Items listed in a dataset

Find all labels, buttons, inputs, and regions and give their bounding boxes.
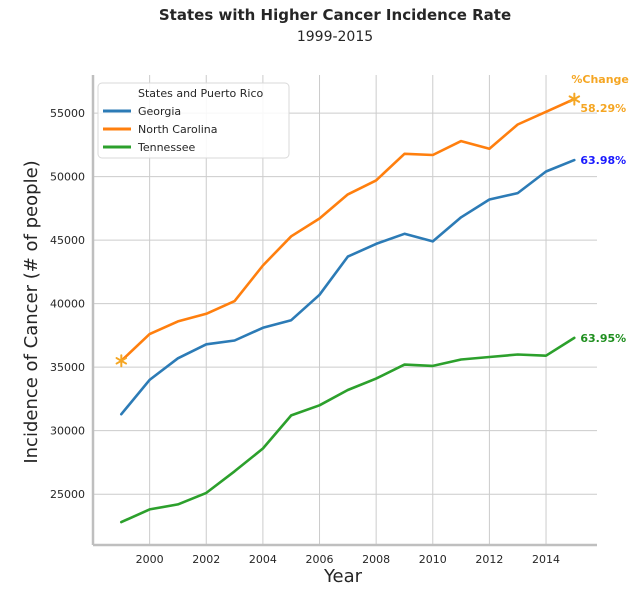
x-tick-labels: 2000 2002 2004 2006 2008 2010 2012 2014 (136, 553, 560, 566)
percent-change-label: 63.98% (580, 154, 626, 167)
series-line-georgia (120, 158, 576, 416)
series-line-north-carolina (120, 97, 576, 363)
axes (91, 75, 597, 547)
y-tick-label: 25000 (50, 488, 85, 501)
y-tick-labels: 25000 30000 35000 40000 45000 50000 55000 (50, 107, 85, 501)
percent-change-annotations: %Change 58.29% 63.98% 63.95% (571, 73, 629, 345)
x-tick-label: 2006 (306, 553, 334, 566)
grid-lines (93, 75, 597, 545)
x-tick-label: 2008 (362, 553, 390, 566)
series-lines (120, 97, 576, 524)
y-axis-label: Incidence of Cancer (# of people) (21, 160, 42, 463)
star-marker (115, 354, 128, 368)
percent-change-label: 58.29% (580, 102, 626, 115)
series-markers (115, 92, 581, 368)
series-line-tennessee (120, 336, 576, 524)
legend-label: North Carolina (138, 123, 218, 136)
x-axis-label: Year (323, 566, 363, 587)
y-tick-label: 50000 (50, 171, 85, 184)
legend-box (97, 82, 290, 159)
legend-title: States and Puerto Rico (138, 87, 264, 100)
x-tick-label: 2002 (192, 553, 220, 566)
x-tick-label: 2012 (475, 553, 503, 566)
y-tick-label: 40000 (50, 298, 85, 311)
legend-label: Georgia (138, 105, 181, 118)
star-marker (568, 92, 581, 106)
legend: States and Puerto Rico Georgia North Carol… (97, 82, 290, 159)
y-tick-label: 30000 (50, 425, 85, 438)
x-tick-label: 2010 (419, 553, 447, 566)
percent-change-label: %Change (571, 73, 629, 86)
y-tick-label: 35000 (50, 361, 85, 374)
y-tick-label: 55000 (50, 107, 85, 120)
chart-subtitle: 1999-2015 (297, 29, 373, 45)
x-tick-label: 2004 (249, 553, 277, 566)
percent-change-label: 63.95% (580, 332, 626, 345)
y-tick-label: 45000 (50, 234, 85, 247)
x-tick-label: 2014 (532, 553, 560, 566)
x-tick-label: 2000 (136, 553, 164, 566)
chart-title: States with Higher Cancer Incidence Rate (159, 6, 511, 24)
legend-label: Tennessee (137, 141, 196, 154)
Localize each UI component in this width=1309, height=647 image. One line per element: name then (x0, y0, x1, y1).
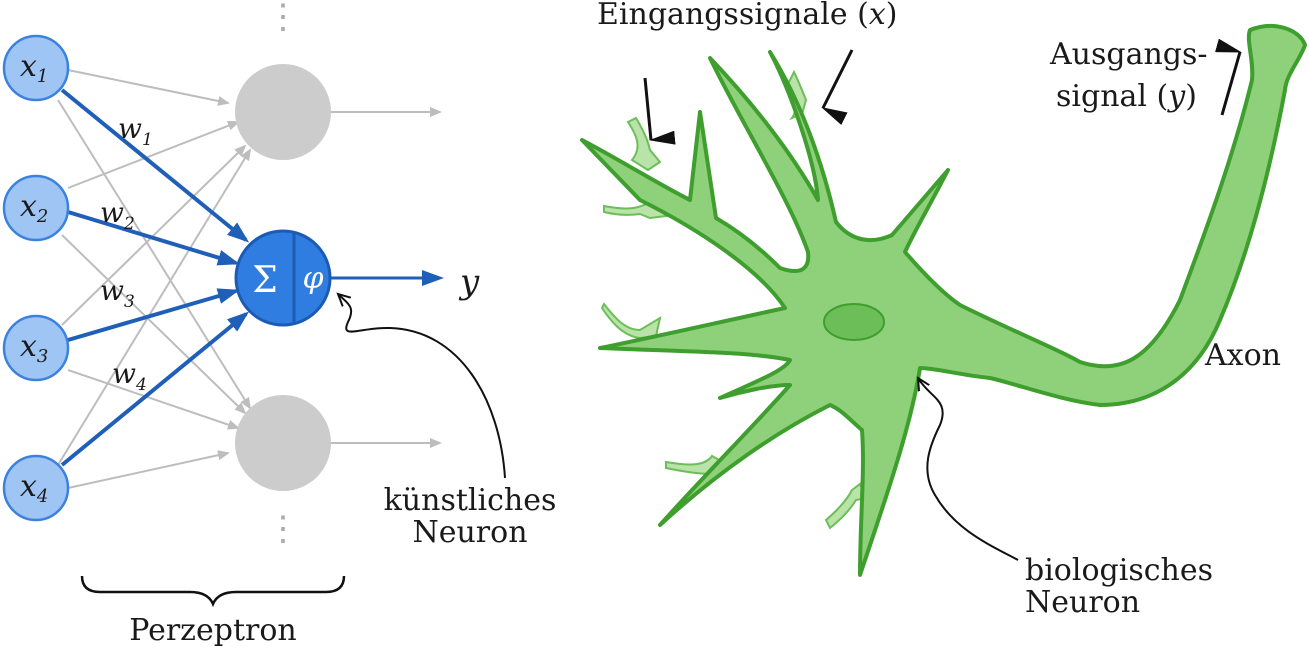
weight-label-2: w2 (100, 196, 135, 234)
artificial-neuron-label-line1: künstliches (384, 483, 557, 518)
neuron-pointer-curve (338, 294, 506, 479)
output-signal-label-line2: signal (y) (1056, 79, 1197, 114)
weight-arrow-2 (67, 210, 240, 266)
input-node-2 (2, 174, 70, 242)
biological-neuron: Eingangssignale (x) Ausgangs- signal (y)… (580, 0, 1307, 620)
weight-label-4: w4 (112, 357, 147, 395)
weight-arrow-1 (60, 88, 250, 243)
artificial-neuron: Σ φ (234, 229, 332, 327)
dots-top: ⋮ (266, 0, 300, 37)
neuron-body (580, 24, 1307, 577)
axon-label: Axon (1204, 338, 1281, 373)
perceptron-brace (80, 575, 346, 608)
input-label-4: x4 (20, 469, 48, 507)
input-node-1 (2, 34, 70, 102)
input-nodes: x1 x2 x3 x4 (2, 34, 70, 522)
output-arrow-bio (1215, 38, 1242, 116)
input-label-1: x1 (20, 49, 48, 87)
dots-bottom: ⋮ (266, 509, 300, 549)
weighted-connections (60, 88, 444, 467)
activation-symbol: φ (302, 261, 323, 296)
gray-connections (57, 69, 442, 489)
weight-label-3: w3 (100, 274, 135, 312)
bio-neuron-pointer-curve (918, 378, 1019, 561)
input-label-2: x2 (20, 189, 48, 227)
input-node-3 (2, 314, 70, 382)
artificial-neuron-label-line2: Neuron (412, 515, 527, 550)
input-arrow-left (643, 77, 676, 145)
weight-label-1: w1 (118, 112, 153, 150)
synapse-terminals (600, 69, 868, 530)
input-node-4 (2, 454, 70, 522)
bio-neuron-label-line1: biologisches (1025, 553, 1213, 588)
weight-labels: w1 w2 w3 w4 (100, 112, 153, 395)
hidden-neuron-top (235, 64, 331, 160)
input-signals-label: Eingangssignale (x) (597, 0, 897, 32)
weight-arrow-3 (67, 288, 240, 342)
hidden-neuron-bottom (235, 395, 331, 491)
nucleus (823, 303, 885, 341)
sum-symbol: Σ (252, 260, 277, 301)
input-label-3: x3 (20, 329, 48, 367)
perceptron-label: Perzeptron (129, 613, 296, 647)
bio-neuron-label-line2: Neuron (1025, 585, 1140, 620)
input-arrow-right (821, 49, 854, 125)
weight-arrow-4 (60, 311, 250, 467)
perceptron: ⋮ ⋮ x1 x2 x3 x4 w1 w2 w3 w4 Σ φ (2, 0, 557, 647)
output-symbol: y (458, 262, 480, 302)
output-signal-label-line1: Ausgangs- (1049, 37, 1208, 72)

-- Task prompt --
Rewrite all the records above, swapping "bounding boxes" for "box coordinates" and keeping everything else the same. Omit the pictures.

-- Correct result --
Find all labels, buttons, inputs, and regions and give their box coordinates.
x-tick-labels: 2000 2002 2004 2006 2008 2010 2012 2014 (136, 553, 560, 566)
percent-change-label: 63.98% (580, 154, 626, 167)
series-line-georgia (120, 158, 576, 416)
series-line-north-carolina (120, 97, 576, 363)
axes (91, 75, 597, 547)
y-tick-label: 25000 (50, 488, 85, 501)
y-tick-labels: 25000 30000 35000 40000 45000 50000 55000 (50, 107, 85, 501)
percent-change-annotations: %Change 58.29% 63.98% 63.95% (571, 73, 629, 345)
x-tick-label: 2006 (306, 553, 334, 566)
grid-lines (93, 75, 597, 545)
x-tick-label: 2008 (362, 553, 390, 566)
series-lines (120, 97, 576, 524)
y-axis-label: Incidence of Cancer (# of people) (21, 160, 42, 463)
star-marker (115, 354, 128, 368)
percent-change-label: 58.29% (580, 102, 626, 115)
series-markers (115, 92, 581, 368)
series-line-tennessee (120, 336, 576, 524)
legend-label: North Carolina (138, 123, 218, 136)
x-axis-label: Year (323, 566, 363, 587)
y-tick-label: 50000 (50, 171, 85, 184)
legend-box (97, 82, 290, 159)
legend-title: States and Puerto Rico (138, 87, 264, 100)
x-tick-label: 2002 (192, 553, 220, 566)
x-tick-label: 2012 (475, 553, 503, 566)
y-tick-label: 40000 (50, 298, 85, 311)
legend-label: Georgia (138, 105, 181, 118)
star-marker (568, 92, 581, 106)
legend: States and Puerto Rico Georgia North Carol… (97, 82, 290, 159)
y-tick-label: 30000 (50, 425, 85, 438)
x-tick-label: 2010 (419, 553, 447, 566)
percent-change-label: %Change (571, 73, 629, 86)
y-tick-label: 35000 (50, 361, 85, 374)
y-tick-label: 55000 (50, 107, 85, 120)
chart-subtitle: 1999-2015 (297, 29, 373, 45)
x-tick-label: 2004 (249, 553, 277, 566)
percent-change-label: 63.95% (580, 332, 626, 345)
y-tick-label: 45000 (50, 234, 85, 247)
x-tick-label: 2014 (532, 553, 560, 566)
x-tick-label: 2000 (136, 553, 164, 566)
chart-title: States with Higher Cancer Incidence Rate (159, 6, 511, 24)
legend-label: Tennessee (137, 141, 196, 154)
Localize each UI component in this width=1309, height=647 image. One line per element: name then (x0, y0, x1, y1).
weight-label-2: w2 (100, 196, 135, 234)
artificial-neuron-label-line1: künstliches (384, 483, 557, 518)
neuron-pointer-curve (338, 294, 506, 479)
output-signal-label-line2: signal (y) (1056, 79, 1197, 114)
weight-arrow-2 (67, 210, 240, 266)
input-node-2 (2, 174, 70, 242)
biological-neuron: Eingangssignale (x) Ausgangs- signal (y)… (580, 0, 1307, 620)
weight-label-4: w4 (112, 357, 147, 395)
weight-arrow-1 (60, 88, 250, 243)
artificial-neuron: Σ φ (234, 229, 332, 327)
dots-top: ⋮ (266, 0, 300, 37)
neuron-body (580, 24, 1307, 577)
axon-label: Axon (1204, 338, 1281, 373)
perceptron-brace (80, 575, 346, 608)
input-label-4: x4 (20, 469, 48, 507)
input-node-1 (2, 34, 70, 102)
input-nodes: x1 x2 x3 x4 (2, 34, 70, 522)
output-arrow-bio (1215, 38, 1242, 116)
input-label-1: x1 (20, 49, 48, 87)
dots-bottom: ⋮ (266, 509, 300, 549)
weighted-connections (60, 88, 444, 467)
activation-symbol: φ (302, 261, 323, 296)
gray-connections (57, 69, 442, 489)
weight-label-3: w3 (100, 274, 135, 312)
bio-neuron-pointer-curve (918, 378, 1019, 561)
input-label-2: x2 (20, 189, 48, 227)
input-node-3 (2, 314, 70, 382)
artificial-neuron-label-line2: Neuron (412, 515, 527, 550)
input-arrow-left (643, 77, 676, 145)
weight-label-1: w1 (118, 112, 153, 150)
synapse-terminals (600, 69, 868, 530)
input-node-4 (2, 454, 70, 522)
bio-neuron-label-line1: biologisches (1025, 553, 1213, 588)
weight-labels: w1 w2 w3 w4 (100, 112, 153, 395)
hidden-neuron-top (235, 64, 331, 160)
input-signals-label: Eingangssignale (x) (597, 0, 897, 32)
weight-arrow-3 (67, 288, 240, 342)
hidden-neuron-bottom (235, 395, 331, 491)
nucleus (823, 303, 885, 341)
sum-symbol: Σ (252, 260, 277, 301)
input-label-3: x3 (20, 329, 48, 367)
perceptron-label: Perzeptron (129, 613, 296, 647)
bio-neuron-label-line2: Neuron (1025, 585, 1140, 620)
input-arrow-right (821, 49, 854, 125)
weight-arrow-4 (60, 311, 250, 467)
perceptron: ⋮ ⋮ x1 x2 x3 x4 w1 w2 w3 w4 Σ φ (2, 0, 557, 647)
output-symbol: y (458, 262, 480, 302)
output-signal-label-line1: Ausgangs- (1049, 37, 1208, 72)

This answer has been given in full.